Records supplied:
** start **

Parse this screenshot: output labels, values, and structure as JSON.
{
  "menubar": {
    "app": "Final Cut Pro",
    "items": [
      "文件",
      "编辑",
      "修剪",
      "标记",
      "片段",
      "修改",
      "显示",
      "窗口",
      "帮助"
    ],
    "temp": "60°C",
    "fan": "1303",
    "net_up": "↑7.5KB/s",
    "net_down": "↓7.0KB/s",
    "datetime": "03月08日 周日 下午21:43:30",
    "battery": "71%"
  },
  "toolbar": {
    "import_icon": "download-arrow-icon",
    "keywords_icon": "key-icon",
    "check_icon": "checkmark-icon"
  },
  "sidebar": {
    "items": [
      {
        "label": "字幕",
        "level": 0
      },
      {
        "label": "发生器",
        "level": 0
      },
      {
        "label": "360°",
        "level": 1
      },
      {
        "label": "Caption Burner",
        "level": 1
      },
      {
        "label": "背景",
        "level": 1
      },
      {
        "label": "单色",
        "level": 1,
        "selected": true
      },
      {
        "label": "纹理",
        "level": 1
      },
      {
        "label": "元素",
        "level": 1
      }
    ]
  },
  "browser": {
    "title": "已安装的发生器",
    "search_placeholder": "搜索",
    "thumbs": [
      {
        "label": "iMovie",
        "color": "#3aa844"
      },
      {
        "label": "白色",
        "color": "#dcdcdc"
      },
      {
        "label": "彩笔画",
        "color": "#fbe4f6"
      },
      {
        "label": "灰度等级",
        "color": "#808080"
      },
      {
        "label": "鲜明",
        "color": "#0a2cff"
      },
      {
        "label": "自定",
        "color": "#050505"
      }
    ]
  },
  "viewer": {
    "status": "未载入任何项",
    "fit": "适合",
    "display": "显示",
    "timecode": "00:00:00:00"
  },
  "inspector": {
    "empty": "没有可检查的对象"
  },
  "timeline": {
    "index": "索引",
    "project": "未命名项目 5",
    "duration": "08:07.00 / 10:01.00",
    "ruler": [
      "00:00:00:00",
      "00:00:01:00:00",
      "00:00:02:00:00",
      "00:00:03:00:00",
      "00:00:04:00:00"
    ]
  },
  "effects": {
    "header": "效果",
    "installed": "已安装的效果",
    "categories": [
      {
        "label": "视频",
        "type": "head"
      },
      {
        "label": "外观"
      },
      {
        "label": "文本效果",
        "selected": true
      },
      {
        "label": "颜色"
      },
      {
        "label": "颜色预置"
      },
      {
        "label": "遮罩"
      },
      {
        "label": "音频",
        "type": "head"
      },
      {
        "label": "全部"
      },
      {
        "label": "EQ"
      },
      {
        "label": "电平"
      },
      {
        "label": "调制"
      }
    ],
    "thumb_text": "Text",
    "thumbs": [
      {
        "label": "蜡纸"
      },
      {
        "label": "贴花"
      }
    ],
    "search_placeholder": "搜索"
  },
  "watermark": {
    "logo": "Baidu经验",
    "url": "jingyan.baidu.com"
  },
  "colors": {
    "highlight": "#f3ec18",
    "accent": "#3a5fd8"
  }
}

** end **

Return each line of the data exactly as written above.

Finished answer:
Parse this screenshot: output labels, values, and structure as JSON.
{
  "menubar": {
    "app": "Final Cut Pro",
    "items": [
      "文件",
      "编辑",
      "修剪",
      "标记",
      "片段",
      "修改",
      "显示",
      "窗口",
      "帮助"
    ],
    "temp": "60°C",
    "fan": "1303",
    "net_up": "↑7.5KB/s",
    "net_down": "↓7.0KB/s",
    "datetime": "03月08日 周日 下午21:43:30",
    "battery": "71%"
  },
  "toolbar": {
    "import_icon": "download-arrow-icon",
    "keywords_icon": "key-icon",
    "check_icon": "checkmark-icon"
  },
  "sidebar": {
    "items": [
      {
        "label": "字幕",
        "level": 0
      },
      {
        "label": "发生器",
        "level": 0
      },
      {
        "label": "360°",
        "level": 1
      },
      {
        "label": "Caption Burner",
        "level": 1
      },
      {
        "label": "背景",
        "level": 1
      },
      {
        "label": "单色",
        "level": 1,
        "selected": true
      },
      {
        "label": "纹理",
        "level": 1
      },
      {
        "label": "元素",
        "level": 1
      }
    ]
  },
  "browser": {
    "title": "已安装的发生器",
    "search_placeholder": "搜索",
    "thumbs": [
      {
        "label": "iMovie",
        "color": "#3aa844"
      },
      {
        "label": "白色",
        "color": "#dcdcdc"
      },
      {
        "label": "彩笔画",
        "color": "#fbe4f6"
      },
      {
        "label": "灰度等级",
        "color": "#808080"
      },
      {
        "label": "鲜明",
        "color": "#0a2cff"
      },
      {
        "label": "自定",
        "color": "#050505"
      }
    ]
  },
  "viewer": {
    "status": "未载入任何项",
    "fit": "适合",
    "display": "显示",
    "timecode": "00:00:00:00"
  },
  "inspector": {
    "empty": "没有可检查的对象"
  },
  "timeline": {
    "index": "索引",
    "project": "未命名项目 5",
    "duration": "08:07.00 / 10:01.00",
    "ruler": [
      "00:00:00:00",
      "00:00:01:00:00",
      "00:00:02:00:00",
      "00:00:03:00:00",
      "00:00:04:00:00"
    ]
  },
  "effects": {
    "header": "效果",
    "installed": "已安装的效果",
    "categories": [
      {
        "label": "视频",
        "type": "head"
      },
      {
        "label": "外观"
      },
      {
        "label": "文本效果",
        "selected": true
      },
      {
        "label": "颜色"
      },
      {
        "label": "颜色预置"
      },
      {
        "label": "遮罩"
      },
      {
        "label": "音频",
        "type": "head"
      },
      {
        "label": "全部"
      },
      {
        "label": "EQ"
      },
      {
        "label": "电平"
      },
      {
        "label": "调制"
      }
    ],
    "thumb_text": "Text",
    "thumbs": [
      {
        "label": "蜡纸"
      },
      {
        "label": "贴花"
      }
    ],
    "search_placeholder": "搜索"
  },
  "watermark": {
    "logo": "Baidu经验",
    "url": "jingyan.baidu.com"
  },
  "colors": {
    "highlight": "#f3ec18",
    "accent": "#3a5fd8"
  }
}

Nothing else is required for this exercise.